[Figure content listings]
— START —
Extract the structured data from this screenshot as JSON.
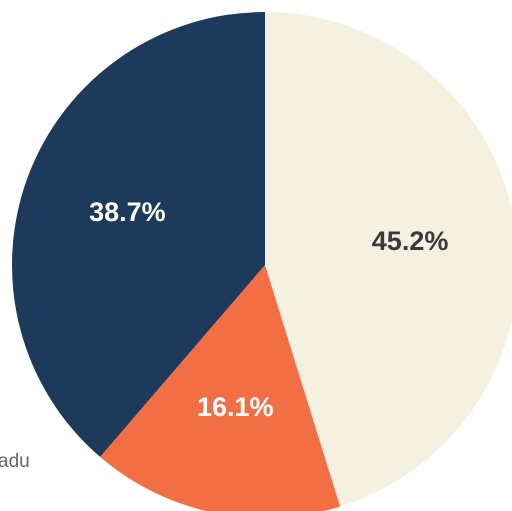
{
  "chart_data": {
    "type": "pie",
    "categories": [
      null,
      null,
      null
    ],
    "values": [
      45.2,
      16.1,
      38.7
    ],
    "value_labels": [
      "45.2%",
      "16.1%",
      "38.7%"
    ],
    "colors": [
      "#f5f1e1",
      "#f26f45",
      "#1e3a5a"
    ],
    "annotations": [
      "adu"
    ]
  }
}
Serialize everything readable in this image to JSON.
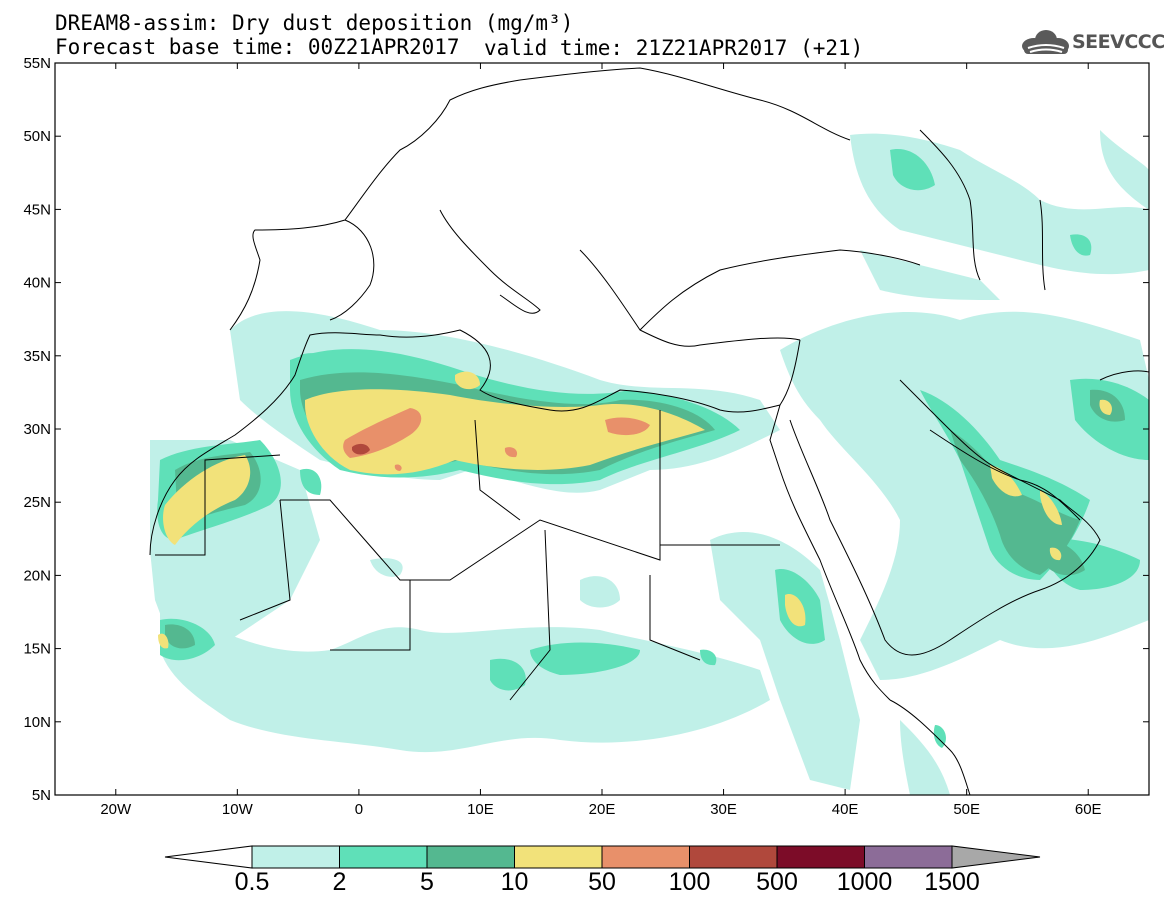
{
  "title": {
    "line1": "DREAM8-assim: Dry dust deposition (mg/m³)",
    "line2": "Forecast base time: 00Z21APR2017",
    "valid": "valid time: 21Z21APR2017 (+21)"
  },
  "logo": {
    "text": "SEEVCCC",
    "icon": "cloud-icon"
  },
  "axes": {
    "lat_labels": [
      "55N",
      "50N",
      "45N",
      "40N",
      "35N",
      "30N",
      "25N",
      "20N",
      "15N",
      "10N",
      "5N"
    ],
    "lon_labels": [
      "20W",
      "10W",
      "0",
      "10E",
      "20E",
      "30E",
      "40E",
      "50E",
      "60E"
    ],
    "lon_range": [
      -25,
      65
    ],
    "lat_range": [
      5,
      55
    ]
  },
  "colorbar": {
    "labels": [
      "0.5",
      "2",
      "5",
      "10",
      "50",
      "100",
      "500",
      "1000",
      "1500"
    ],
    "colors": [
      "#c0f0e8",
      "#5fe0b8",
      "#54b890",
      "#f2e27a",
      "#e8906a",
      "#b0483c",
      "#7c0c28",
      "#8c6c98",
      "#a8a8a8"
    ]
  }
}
— END —
[What needs to be done]
Reproduce every record above exactly, but leave out the pictures.

[Full answer]
Extract the structured data from this screenshot as JSON.
{
  "chart_data": {
    "type": "pie",
    "categories": [
      null,
      null,
      null
    ],
    "values": [
      45.2,
      16.1,
      38.7
    ],
    "value_labels": [
      "45.2%",
      "16.1%",
      "38.7%"
    ],
    "colors": [
      "#f5f1e1",
      "#f26f45",
      "#1e3a5a"
    ],
    "annotations": [
      "adu"
    ]
  }
}
Serialize everything readable in this image to JSON.
{
  "title": {
    "line1": "DREAM8-assim: Dry dust deposition (mg/m³)",
    "line2": "Forecast base time: 00Z21APR2017",
    "valid": "valid time: 21Z21APR2017 (+21)"
  },
  "logo": {
    "text": "SEEVCCC",
    "icon": "cloud-icon"
  },
  "axes": {
    "lat_labels": [
      "55N",
      "50N",
      "45N",
      "40N",
      "35N",
      "30N",
      "25N",
      "20N",
      "15N",
      "10N",
      "5N"
    ],
    "lon_labels": [
      "20W",
      "10W",
      "0",
      "10E",
      "20E",
      "30E",
      "40E",
      "50E",
      "60E"
    ],
    "lon_range": [
      -25,
      65
    ],
    "lat_range": [
      5,
      55
    ]
  },
  "colorbar": {
    "labels": [
      "0.5",
      "2",
      "5",
      "10",
      "50",
      "100",
      "500",
      "1000",
      "1500"
    ],
    "colors": [
      "#c0f0e8",
      "#5fe0b8",
      "#54b890",
      "#f2e27a",
      "#e8906a",
      "#b0483c",
      "#7c0c28",
      "#8c6c98",
      "#a8a8a8"
    ]
  }
}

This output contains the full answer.